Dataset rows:
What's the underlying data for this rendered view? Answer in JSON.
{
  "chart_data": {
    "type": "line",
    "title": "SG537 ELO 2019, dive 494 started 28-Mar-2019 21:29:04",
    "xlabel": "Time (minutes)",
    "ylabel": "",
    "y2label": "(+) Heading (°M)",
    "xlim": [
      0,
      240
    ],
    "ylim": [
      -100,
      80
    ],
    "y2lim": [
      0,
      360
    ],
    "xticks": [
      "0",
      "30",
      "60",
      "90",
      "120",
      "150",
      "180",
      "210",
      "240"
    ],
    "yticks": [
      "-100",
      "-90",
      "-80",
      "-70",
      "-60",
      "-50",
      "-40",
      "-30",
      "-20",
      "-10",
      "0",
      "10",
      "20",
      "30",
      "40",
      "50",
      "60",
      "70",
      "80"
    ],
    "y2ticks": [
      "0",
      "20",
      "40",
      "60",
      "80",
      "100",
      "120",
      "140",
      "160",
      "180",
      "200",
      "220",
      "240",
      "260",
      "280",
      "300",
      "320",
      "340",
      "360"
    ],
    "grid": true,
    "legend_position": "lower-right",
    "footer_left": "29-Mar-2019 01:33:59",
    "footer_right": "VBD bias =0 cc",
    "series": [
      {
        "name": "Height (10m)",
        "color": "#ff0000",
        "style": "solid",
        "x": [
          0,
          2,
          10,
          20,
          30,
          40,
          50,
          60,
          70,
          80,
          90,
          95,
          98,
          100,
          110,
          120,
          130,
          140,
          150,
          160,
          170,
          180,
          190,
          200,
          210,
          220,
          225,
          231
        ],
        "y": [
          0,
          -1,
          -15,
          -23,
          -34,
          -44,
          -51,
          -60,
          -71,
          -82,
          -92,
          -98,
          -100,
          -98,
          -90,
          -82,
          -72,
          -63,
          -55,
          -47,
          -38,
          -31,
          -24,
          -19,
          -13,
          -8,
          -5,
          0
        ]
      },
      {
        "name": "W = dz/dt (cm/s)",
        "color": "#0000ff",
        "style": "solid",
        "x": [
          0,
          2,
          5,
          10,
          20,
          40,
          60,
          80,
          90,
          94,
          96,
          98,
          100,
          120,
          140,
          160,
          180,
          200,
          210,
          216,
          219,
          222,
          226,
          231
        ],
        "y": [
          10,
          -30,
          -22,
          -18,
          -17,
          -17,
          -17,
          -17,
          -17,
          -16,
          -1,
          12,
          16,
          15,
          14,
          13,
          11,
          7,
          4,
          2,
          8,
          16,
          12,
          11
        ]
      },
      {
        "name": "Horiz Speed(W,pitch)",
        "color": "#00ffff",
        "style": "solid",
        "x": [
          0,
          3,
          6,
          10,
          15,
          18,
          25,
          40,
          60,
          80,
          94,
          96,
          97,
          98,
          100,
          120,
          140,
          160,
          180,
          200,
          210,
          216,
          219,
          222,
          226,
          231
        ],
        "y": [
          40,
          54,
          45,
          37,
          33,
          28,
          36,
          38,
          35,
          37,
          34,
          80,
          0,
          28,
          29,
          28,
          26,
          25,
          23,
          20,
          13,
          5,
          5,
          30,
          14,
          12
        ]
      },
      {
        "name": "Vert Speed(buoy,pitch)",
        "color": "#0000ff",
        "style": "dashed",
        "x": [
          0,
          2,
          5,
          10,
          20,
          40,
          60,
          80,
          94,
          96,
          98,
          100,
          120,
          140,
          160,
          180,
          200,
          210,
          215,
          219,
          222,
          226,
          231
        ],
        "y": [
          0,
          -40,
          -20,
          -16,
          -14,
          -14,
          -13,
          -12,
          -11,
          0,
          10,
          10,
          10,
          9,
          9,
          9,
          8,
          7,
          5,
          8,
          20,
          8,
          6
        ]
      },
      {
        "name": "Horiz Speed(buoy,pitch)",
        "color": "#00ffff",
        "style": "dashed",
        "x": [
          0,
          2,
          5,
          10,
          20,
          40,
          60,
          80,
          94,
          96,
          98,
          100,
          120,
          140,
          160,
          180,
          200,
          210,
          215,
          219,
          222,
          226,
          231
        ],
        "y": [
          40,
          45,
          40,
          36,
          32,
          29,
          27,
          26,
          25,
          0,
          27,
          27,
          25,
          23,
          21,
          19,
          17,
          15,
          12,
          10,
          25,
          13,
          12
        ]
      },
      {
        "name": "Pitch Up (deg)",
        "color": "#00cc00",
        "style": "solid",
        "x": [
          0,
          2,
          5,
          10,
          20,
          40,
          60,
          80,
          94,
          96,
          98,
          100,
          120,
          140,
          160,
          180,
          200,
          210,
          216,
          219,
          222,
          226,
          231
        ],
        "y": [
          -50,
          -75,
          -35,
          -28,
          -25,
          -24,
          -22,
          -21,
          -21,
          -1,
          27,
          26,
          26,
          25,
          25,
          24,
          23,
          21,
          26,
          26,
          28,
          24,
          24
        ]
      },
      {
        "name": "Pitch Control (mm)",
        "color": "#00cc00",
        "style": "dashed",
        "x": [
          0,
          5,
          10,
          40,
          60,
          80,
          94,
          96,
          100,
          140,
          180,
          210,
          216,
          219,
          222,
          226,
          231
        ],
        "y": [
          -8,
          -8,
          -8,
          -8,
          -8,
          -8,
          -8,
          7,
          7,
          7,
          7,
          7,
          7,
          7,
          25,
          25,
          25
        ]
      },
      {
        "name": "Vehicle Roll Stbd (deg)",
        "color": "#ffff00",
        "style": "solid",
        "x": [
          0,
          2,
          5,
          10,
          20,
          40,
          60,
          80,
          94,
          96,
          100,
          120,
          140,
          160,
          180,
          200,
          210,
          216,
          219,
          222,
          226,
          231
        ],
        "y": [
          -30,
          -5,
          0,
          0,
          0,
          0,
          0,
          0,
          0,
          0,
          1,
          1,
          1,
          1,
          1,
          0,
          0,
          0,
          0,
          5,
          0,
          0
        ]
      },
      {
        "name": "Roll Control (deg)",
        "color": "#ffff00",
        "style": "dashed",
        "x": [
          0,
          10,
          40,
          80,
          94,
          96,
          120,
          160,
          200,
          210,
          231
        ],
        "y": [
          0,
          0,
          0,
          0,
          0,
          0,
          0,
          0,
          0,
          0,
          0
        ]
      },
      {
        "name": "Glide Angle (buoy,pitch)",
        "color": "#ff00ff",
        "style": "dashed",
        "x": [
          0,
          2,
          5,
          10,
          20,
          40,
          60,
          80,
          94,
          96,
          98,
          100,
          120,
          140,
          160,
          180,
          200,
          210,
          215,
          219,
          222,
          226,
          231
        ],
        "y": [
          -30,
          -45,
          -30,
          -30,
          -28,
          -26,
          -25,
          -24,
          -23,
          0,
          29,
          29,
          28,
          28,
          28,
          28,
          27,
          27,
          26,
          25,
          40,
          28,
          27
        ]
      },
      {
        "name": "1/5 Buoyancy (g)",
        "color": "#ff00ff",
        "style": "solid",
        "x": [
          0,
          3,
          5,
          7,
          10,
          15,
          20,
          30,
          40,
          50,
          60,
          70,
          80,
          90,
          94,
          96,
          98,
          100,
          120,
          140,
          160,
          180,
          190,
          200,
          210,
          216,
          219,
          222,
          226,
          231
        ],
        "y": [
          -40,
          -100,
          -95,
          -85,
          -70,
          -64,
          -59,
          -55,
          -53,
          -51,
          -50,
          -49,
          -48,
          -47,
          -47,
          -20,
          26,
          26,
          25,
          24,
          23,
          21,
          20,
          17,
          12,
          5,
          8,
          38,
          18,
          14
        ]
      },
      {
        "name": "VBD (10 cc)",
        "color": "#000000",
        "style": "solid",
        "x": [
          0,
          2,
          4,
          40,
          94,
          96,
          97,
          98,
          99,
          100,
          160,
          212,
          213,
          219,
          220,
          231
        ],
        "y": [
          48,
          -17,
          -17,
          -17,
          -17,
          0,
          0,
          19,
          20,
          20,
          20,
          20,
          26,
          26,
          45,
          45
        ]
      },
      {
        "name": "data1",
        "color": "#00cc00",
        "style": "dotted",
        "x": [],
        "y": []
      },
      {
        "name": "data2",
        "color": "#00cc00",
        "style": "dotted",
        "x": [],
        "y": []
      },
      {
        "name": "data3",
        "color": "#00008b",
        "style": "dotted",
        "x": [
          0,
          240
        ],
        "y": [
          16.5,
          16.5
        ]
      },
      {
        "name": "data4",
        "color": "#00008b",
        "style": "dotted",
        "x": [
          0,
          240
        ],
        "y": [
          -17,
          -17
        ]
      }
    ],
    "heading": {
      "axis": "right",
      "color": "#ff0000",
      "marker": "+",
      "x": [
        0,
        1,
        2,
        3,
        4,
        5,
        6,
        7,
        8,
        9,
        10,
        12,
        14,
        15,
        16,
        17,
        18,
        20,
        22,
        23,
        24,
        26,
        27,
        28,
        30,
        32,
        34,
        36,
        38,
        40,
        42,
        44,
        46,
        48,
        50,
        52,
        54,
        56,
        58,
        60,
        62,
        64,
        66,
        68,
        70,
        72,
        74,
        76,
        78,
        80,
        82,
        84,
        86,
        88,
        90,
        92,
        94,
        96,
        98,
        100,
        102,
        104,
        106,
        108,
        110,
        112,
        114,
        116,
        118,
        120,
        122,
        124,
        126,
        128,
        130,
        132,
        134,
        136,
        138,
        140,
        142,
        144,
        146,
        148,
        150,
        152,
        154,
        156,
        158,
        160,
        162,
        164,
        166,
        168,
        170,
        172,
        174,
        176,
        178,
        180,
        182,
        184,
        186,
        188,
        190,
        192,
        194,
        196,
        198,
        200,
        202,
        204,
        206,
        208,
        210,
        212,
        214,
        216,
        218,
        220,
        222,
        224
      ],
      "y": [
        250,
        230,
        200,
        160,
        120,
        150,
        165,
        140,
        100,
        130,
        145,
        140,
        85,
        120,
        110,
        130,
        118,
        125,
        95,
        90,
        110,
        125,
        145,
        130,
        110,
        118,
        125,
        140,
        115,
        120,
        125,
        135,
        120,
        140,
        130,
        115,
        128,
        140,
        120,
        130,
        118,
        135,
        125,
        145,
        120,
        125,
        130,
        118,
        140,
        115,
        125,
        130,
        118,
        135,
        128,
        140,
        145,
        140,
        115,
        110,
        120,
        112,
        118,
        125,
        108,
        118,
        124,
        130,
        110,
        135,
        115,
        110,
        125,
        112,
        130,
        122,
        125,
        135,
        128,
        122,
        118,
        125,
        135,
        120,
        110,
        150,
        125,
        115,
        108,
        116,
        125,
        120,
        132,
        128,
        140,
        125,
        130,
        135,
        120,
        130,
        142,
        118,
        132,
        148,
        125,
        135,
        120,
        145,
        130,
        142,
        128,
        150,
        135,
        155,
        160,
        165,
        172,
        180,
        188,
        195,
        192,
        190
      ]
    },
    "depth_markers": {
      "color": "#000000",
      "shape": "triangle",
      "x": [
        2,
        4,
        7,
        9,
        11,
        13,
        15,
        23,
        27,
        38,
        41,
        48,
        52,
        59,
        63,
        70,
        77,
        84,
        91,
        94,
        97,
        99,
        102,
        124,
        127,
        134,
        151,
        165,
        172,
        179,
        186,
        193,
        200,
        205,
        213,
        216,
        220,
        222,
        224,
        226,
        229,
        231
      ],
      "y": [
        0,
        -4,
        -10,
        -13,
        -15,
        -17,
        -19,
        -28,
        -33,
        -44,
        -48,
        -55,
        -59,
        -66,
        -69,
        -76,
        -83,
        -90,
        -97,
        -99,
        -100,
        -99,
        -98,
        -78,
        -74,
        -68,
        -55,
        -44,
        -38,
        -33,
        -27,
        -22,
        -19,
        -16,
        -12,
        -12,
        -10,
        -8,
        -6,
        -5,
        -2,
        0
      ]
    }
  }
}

- _To do_
Using the material above, state how many lines include the string "Speed". Answer with a single number.

- _Correct result_
3